Task description: Scan the material for the word "this", and copy each line where it shows up.

----- Entries shown

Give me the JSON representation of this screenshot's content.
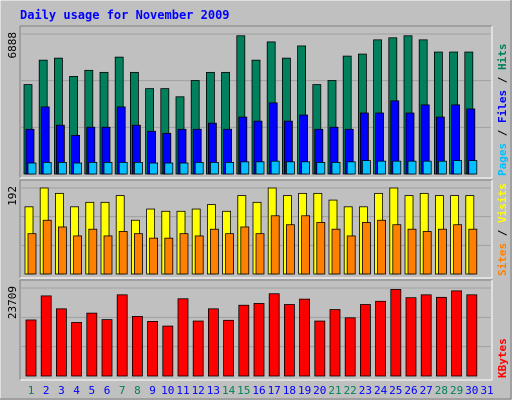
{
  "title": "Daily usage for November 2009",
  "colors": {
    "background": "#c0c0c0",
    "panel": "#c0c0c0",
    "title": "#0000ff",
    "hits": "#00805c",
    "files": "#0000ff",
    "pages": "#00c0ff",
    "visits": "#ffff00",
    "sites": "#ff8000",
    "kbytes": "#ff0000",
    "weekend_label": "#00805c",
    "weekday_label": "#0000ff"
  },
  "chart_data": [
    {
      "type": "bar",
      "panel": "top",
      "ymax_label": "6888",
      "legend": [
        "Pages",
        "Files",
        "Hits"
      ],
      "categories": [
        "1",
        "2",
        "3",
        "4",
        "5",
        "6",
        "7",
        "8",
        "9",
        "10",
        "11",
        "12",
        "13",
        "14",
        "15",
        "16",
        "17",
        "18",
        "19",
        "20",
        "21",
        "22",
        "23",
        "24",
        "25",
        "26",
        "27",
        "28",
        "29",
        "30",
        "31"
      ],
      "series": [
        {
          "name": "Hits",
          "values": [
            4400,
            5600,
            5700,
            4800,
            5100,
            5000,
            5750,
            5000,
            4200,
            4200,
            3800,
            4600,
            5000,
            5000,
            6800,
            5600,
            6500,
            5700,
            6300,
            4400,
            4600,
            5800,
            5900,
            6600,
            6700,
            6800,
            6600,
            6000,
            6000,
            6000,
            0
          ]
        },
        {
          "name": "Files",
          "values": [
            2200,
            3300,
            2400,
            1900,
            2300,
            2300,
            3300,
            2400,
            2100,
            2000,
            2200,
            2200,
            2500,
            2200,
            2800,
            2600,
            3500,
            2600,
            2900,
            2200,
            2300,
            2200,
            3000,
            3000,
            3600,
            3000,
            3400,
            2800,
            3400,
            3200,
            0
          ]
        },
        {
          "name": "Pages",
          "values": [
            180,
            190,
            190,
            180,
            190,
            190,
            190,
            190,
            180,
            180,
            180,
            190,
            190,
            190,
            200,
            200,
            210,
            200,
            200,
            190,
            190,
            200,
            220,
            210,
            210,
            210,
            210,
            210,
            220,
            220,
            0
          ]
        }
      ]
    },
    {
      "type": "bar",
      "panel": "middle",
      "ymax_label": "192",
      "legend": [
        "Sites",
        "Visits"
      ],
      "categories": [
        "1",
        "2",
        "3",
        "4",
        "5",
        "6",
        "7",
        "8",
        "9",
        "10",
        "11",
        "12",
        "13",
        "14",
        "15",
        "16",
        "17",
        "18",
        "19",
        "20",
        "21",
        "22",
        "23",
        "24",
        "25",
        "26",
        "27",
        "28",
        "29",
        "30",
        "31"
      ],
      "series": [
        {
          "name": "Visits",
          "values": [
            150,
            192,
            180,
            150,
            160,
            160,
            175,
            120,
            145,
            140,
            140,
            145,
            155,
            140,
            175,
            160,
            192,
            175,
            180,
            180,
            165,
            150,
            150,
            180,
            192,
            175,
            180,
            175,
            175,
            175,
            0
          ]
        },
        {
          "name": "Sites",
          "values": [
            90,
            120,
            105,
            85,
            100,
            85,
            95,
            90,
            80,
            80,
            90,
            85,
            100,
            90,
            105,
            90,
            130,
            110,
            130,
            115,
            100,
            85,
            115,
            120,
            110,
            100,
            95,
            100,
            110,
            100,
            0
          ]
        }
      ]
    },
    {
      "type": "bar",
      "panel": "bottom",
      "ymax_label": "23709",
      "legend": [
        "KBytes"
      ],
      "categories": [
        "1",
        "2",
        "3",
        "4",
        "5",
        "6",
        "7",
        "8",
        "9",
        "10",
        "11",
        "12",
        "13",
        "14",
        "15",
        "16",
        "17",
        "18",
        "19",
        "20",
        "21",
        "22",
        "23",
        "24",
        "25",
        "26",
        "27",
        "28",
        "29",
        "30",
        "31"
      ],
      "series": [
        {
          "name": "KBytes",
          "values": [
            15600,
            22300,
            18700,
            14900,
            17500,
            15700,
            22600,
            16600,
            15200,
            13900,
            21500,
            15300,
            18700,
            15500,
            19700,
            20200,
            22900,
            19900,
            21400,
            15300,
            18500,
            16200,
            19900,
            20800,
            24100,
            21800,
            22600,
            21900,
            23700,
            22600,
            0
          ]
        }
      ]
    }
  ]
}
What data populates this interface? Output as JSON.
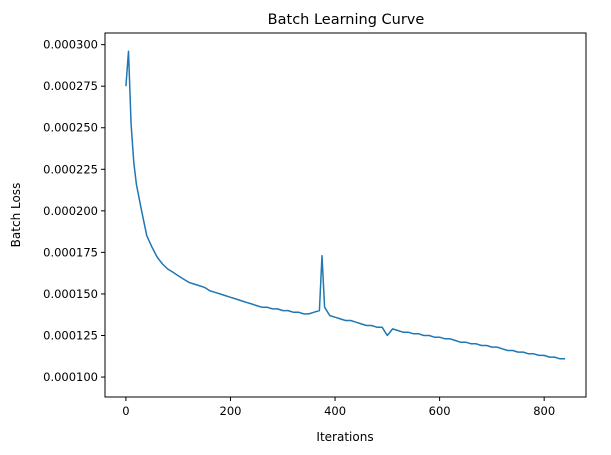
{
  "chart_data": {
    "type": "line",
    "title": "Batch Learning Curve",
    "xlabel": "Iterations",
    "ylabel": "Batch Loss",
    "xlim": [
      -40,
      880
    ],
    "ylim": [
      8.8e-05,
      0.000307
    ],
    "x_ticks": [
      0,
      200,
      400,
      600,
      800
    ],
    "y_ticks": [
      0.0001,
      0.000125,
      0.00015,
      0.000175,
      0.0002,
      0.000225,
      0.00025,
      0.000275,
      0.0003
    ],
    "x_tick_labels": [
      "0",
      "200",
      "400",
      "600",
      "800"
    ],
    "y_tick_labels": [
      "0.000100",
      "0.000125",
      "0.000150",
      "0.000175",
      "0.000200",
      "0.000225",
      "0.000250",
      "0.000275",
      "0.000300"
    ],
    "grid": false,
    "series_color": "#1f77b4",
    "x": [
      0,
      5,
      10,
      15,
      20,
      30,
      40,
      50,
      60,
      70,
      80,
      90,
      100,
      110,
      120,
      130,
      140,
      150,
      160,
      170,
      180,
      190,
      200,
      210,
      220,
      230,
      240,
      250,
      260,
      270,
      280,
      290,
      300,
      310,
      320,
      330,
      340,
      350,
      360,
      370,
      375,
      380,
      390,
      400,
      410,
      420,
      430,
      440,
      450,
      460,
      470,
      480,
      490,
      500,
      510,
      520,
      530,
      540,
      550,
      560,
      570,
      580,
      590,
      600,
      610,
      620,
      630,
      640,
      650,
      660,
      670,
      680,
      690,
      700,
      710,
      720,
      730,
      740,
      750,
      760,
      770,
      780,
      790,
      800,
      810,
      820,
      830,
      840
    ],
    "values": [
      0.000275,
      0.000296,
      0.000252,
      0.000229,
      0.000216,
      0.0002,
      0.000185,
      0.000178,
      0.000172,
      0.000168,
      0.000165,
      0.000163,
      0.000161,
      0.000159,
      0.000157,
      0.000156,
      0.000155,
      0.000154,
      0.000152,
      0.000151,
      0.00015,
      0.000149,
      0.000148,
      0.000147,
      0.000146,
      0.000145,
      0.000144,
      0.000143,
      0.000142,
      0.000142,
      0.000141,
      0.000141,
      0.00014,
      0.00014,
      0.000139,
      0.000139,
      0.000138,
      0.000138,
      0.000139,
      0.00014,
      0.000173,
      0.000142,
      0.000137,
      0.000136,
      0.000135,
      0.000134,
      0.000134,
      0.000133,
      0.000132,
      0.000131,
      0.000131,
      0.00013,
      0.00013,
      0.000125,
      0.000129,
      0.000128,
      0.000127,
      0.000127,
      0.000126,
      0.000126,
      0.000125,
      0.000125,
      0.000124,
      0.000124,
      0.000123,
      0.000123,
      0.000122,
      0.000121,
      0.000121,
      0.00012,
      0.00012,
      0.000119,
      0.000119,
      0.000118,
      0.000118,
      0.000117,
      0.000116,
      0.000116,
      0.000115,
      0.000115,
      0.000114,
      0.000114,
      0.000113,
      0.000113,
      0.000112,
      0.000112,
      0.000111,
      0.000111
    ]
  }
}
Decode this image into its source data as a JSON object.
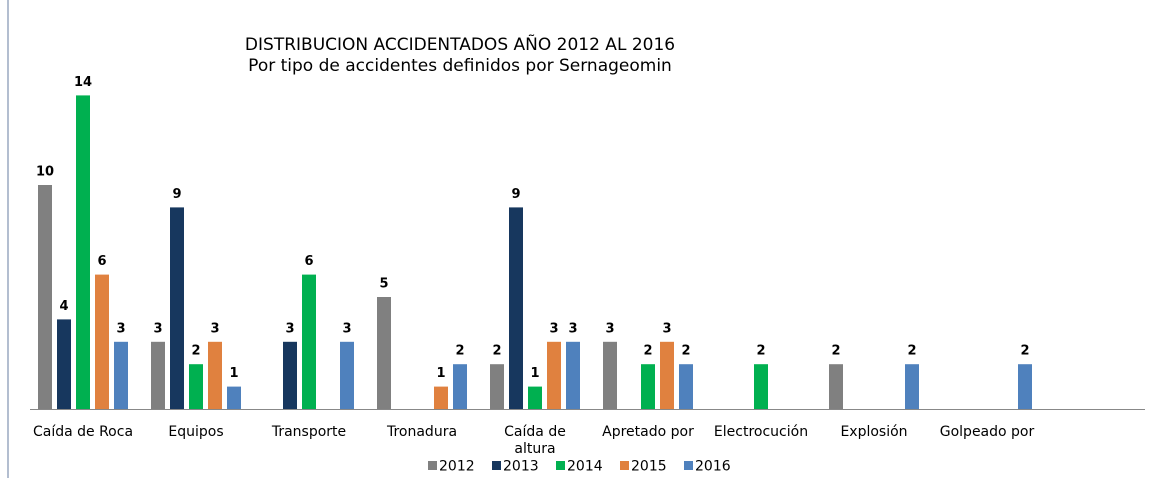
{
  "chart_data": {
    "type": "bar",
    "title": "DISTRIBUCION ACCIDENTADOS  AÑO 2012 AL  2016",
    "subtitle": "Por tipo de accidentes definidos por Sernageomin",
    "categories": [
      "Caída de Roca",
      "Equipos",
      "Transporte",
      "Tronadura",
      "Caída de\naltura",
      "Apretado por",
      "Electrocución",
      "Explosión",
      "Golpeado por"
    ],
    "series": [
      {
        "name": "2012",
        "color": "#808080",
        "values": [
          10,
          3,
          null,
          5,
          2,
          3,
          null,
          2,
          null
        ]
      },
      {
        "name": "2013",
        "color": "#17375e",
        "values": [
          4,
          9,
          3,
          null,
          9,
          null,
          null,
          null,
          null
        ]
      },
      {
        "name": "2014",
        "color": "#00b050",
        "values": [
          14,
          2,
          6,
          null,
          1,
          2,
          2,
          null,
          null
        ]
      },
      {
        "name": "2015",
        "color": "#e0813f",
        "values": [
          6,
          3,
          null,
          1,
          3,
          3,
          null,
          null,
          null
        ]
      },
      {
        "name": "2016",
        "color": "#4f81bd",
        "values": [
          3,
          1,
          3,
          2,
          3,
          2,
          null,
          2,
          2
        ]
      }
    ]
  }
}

----------

Solution below:
Give me the JSON representation of this screenshot's content.
What data populates this interface? Output as JSON.
Decode this image into its source data as a JSON object.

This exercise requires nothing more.